Task goal: Count how many lines of the material hold "лицо". Respond with that number alone.

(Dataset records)
◆ ◆ ◆
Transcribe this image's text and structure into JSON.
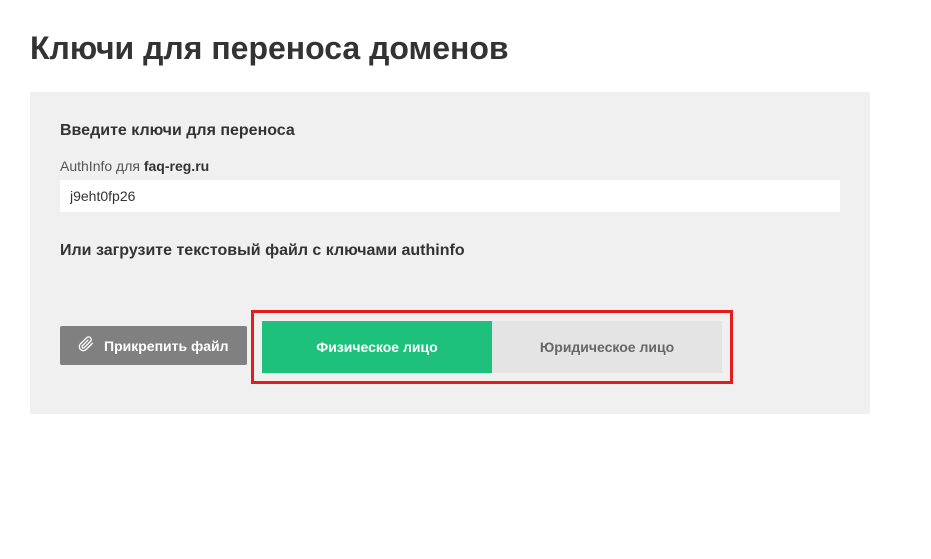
{
  "page": {
    "title": "Ключи для переноса доменов"
  },
  "form": {
    "enter_keys_heading": "Введите ключи для переноса",
    "authinfo_label_prefix": "AuthInfo для ",
    "authinfo_domain": "faq-reg.ru",
    "authinfo_value": "j9eht0fp26",
    "or_upload_heading": "Или загрузите текстовый файл с ключами authinfo",
    "attach_button_label": "Прикрепить файл"
  },
  "entity_type": {
    "individual_label": "Физическое лицо",
    "legal_label": "Юридическое лицо",
    "selected": "individual"
  },
  "colors": {
    "panel_bg": "#f0f0f0",
    "accent_green": "#1ec17b",
    "highlight_border": "#e51c1c",
    "gray_button": "#808080"
  }
}
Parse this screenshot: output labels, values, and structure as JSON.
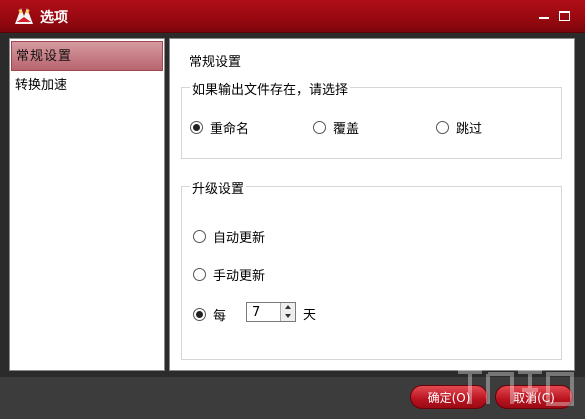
{
  "window": {
    "title": "选项"
  },
  "sidebar": {
    "items": [
      {
        "label": "常规设置",
        "active": true
      },
      {
        "label": "转换加速",
        "active": false
      }
    ]
  },
  "panel": {
    "title": "常规设置",
    "output_group": {
      "legend": "如果输出文件存在，请选择",
      "options": [
        {
          "label": "重命名",
          "checked": true
        },
        {
          "label": "覆盖",
          "checked": false
        },
        {
          "label": "跳过",
          "checked": false
        }
      ]
    },
    "update_group": {
      "legend": "升级设置",
      "options": [
        {
          "label": "自动更新",
          "checked": false
        },
        {
          "label": "手动更新",
          "checked": false
        },
        {
          "label": "每",
          "checked": true
        }
      ],
      "interval_value": "7",
      "interval_unit": "天"
    }
  },
  "footer": {
    "ok_label": "确定(O)",
    "cancel_label": "取消(C)"
  },
  "colors": {
    "accent": "#a60b14",
    "selected_item": "#c07880"
  }
}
◆ ◆ ◆
Task result: 2